Goal – Transcribe each entry below exactly. Pictures do not go in the copy.

Records for this exercise –
▼▼▼
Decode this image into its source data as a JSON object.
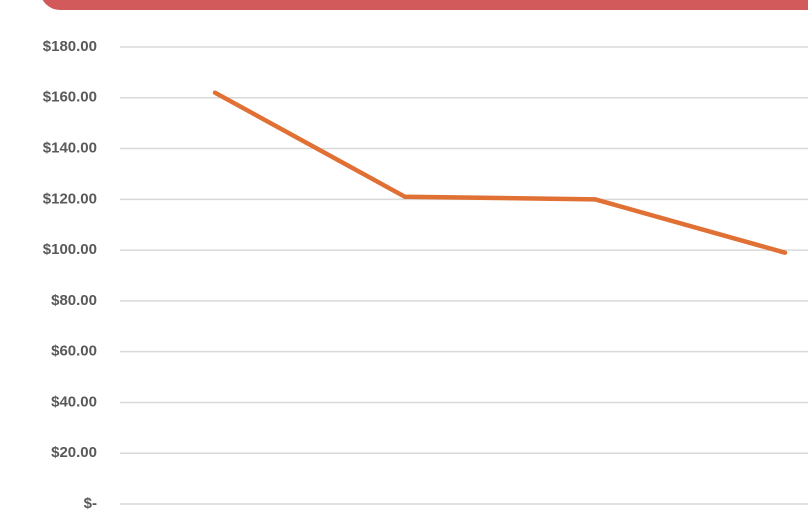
{
  "chart_data": {
    "type": "line",
    "categories": [
      null,
      null,
      null,
      null
    ],
    "series": [
      {
        "name": null,
        "color": "#e07034",
        "values": [
          162,
          121,
          120,
          99
        ]
      }
    ],
    "ylim": [
      0,
      180
    ],
    "yticks": [
      {
        "value": 0,
        "label": "$-"
      },
      {
        "value": 20,
        "label": "$20.00"
      },
      {
        "value": 40,
        "label": "$40.00"
      },
      {
        "value": 60,
        "label": "$60.00"
      },
      {
        "value": 80,
        "label": "$80.00"
      },
      {
        "value": 100,
        "label": "$100.00"
      },
      {
        "value": 120,
        "label": "$120.00"
      },
      {
        "value": 140,
        "label": "$140.00"
      },
      {
        "value": 160,
        "label": "$160.00"
      },
      {
        "value": 180,
        "label": "$180.00"
      }
    ],
    "grid": true
  }
}
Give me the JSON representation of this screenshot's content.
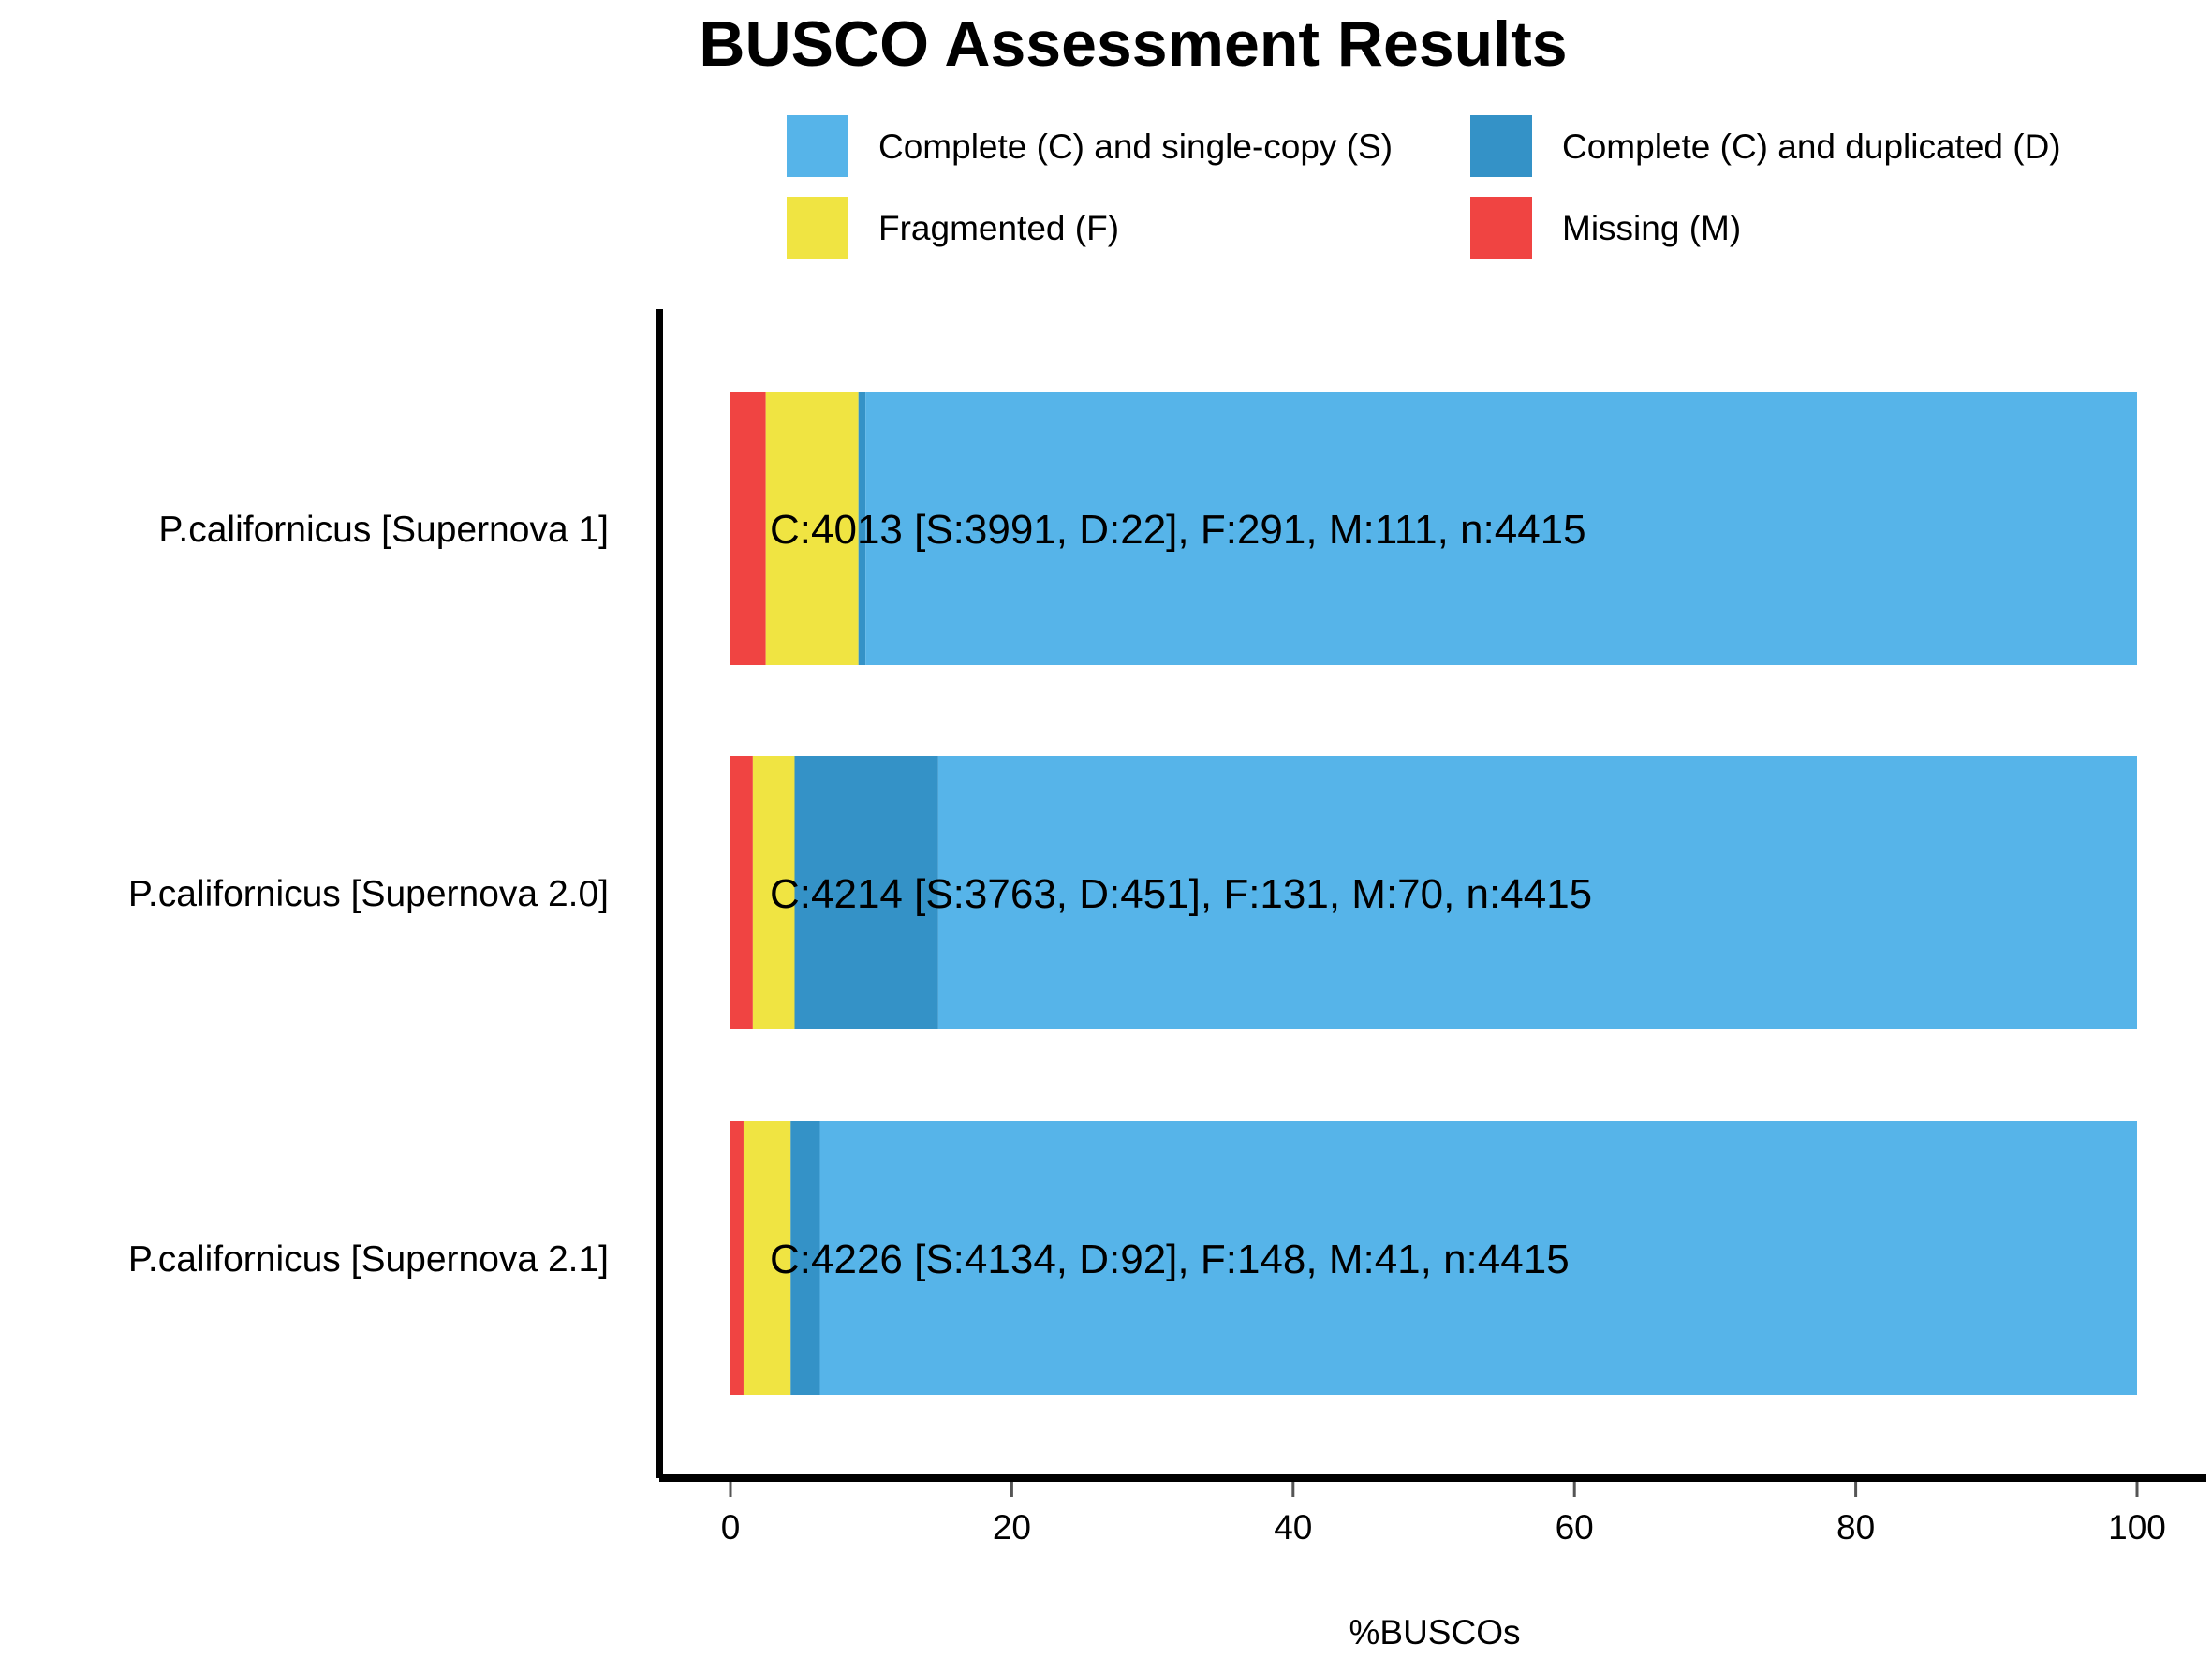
{
  "chart_data": {
    "type": "bar",
    "orientation": "horizontal",
    "stacked": true,
    "title": "BUSCO Assessment Results",
    "xlabel": "%BUSCOs",
    "ylabel": "",
    "xlim": [
      0,
      100
    ],
    "x_ticks": [
      "0",
      "20",
      "40",
      "60",
      "80",
      "100"
    ],
    "grid": false,
    "legend_position": "top",
    "categories": [
      "P.californicus [Supernova 1]",
      "P.californicus [Supernova 2.0]",
      "P.californicus [Supernova 2.1]"
    ],
    "series": [
      {
        "name": "Missing (M)",
        "color": "#f04442",
        "values": [
          2.51,
          1.59,
          0.93
        ]
      },
      {
        "name": "Fragmented (F)",
        "color": "#f0e442",
        "values": [
          6.59,
          2.97,
          3.35
        ]
      },
      {
        "name": "Complete (C) and duplicated (D)",
        "color": "#3492c7",
        "values": [
          0.5,
          10.21,
          2.08
        ]
      },
      {
        "name": "Complete (C) and single-copy (S)",
        "color": "#56b4e9",
        "values": [
          90.4,
          85.23,
          93.64
        ]
      }
    ],
    "legend_order": [
      "Complete (C) and single-copy (S)",
      "Complete (C) and duplicated (D)",
      "Fragmented (F)",
      "Missing (M)"
    ],
    "bar_labels": [
      "C:4013 [S:3991, D:22], F:291, M:111, n:4415",
      "C:4214 [S:3763, D:451], F:131, M:70, n:4415",
      "C:4226 [S:4134, D:92], F:148, M:41, n:4415"
    ]
  }
}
▲▲▲
Answer to this problem –
Decode this image into its source data as a JSON object.
{
  "chart_data": {
    "type": "line",
    "categories": [
      null,
      null,
      null,
      null
    ],
    "series": [
      {
        "name": null,
        "color": "#e07034",
        "values": [
          162,
          121,
          120,
          99
        ]
      }
    ],
    "ylim": [
      0,
      180
    ],
    "yticks": [
      {
        "value": 0,
        "label": "$-"
      },
      {
        "value": 20,
        "label": "$20.00"
      },
      {
        "value": 40,
        "label": "$40.00"
      },
      {
        "value": 60,
        "label": "$60.00"
      },
      {
        "value": 80,
        "label": "$80.00"
      },
      {
        "value": 100,
        "label": "$100.00"
      },
      {
        "value": 120,
        "label": "$120.00"
      },
      {
        "value": 140,
        "label": "$140.00"
      },
      {
        "value": 160,
        "label": "$160.00"
      },
      {
        "value": 180,
        "label": "$180.00"
      }
    ],
    "grid": true
  }
}
Give me the JSON representation of this screenshot's content.
{
  "chart_data": {
    "type": "bar",
    "orientation": "horizontal",
    "stacked": true,
    "title": "BUSCO Assessment Results",
    "xlabel": "%BUSCOs",
    "ylabel": "",
    "xlim": [
      0,
      100
    ],
    "x_ticks": [
      "0",
      "20",
      "40",
      "60",
      "80",
      "100"
    ],
    "grid": false,
    "legend_position": "top",
    "categories": [
      "P.californicus [Supernova 1]",
      "P.californicus [Supernova 2.0]",
      "P.californicus [Supernova 2.1]"
    ],
    "series": [
      {
        "name": "Missing (M)",
        "color": "#f04442",
        "values": [
          2.51,
          1.59,
          0.93
        ]
      },
      {
        "name": "Fragmented (F)",
        "color": "#f0e442",
        "values": [
          6.59,
          2.97,
          3.35
        ]
      },
      {
        "name": "Complete (C) and duplicated (D)",
        "color": "#3492c7",
        "values": [
          0.5,
          10.21,
          2.08
        ]
      },
      {
        "name": "Complete (C) and single-copy (S)",
        "color": "#56b4e9",
        "values": [
          90.4,
          85.23,
          93.64
        ]
      }
    ],
    "legend_order": [
      "Complete (C) and single-copy (S)",
      "Complete (C) and duplicated (D)",
      "Fragmented (F)",
      "Missing (M)"
    ],
    "bar_labels": [
      "C:4013 [S:3991, D:22], F:291, M:111, n:4415",
      "C:4214 [S:3763, D:451], F:131, M:70, n:4415",
      "C:4226 [S:4134, D:92], F:148, M:41, n:4415"
    ]
  }
}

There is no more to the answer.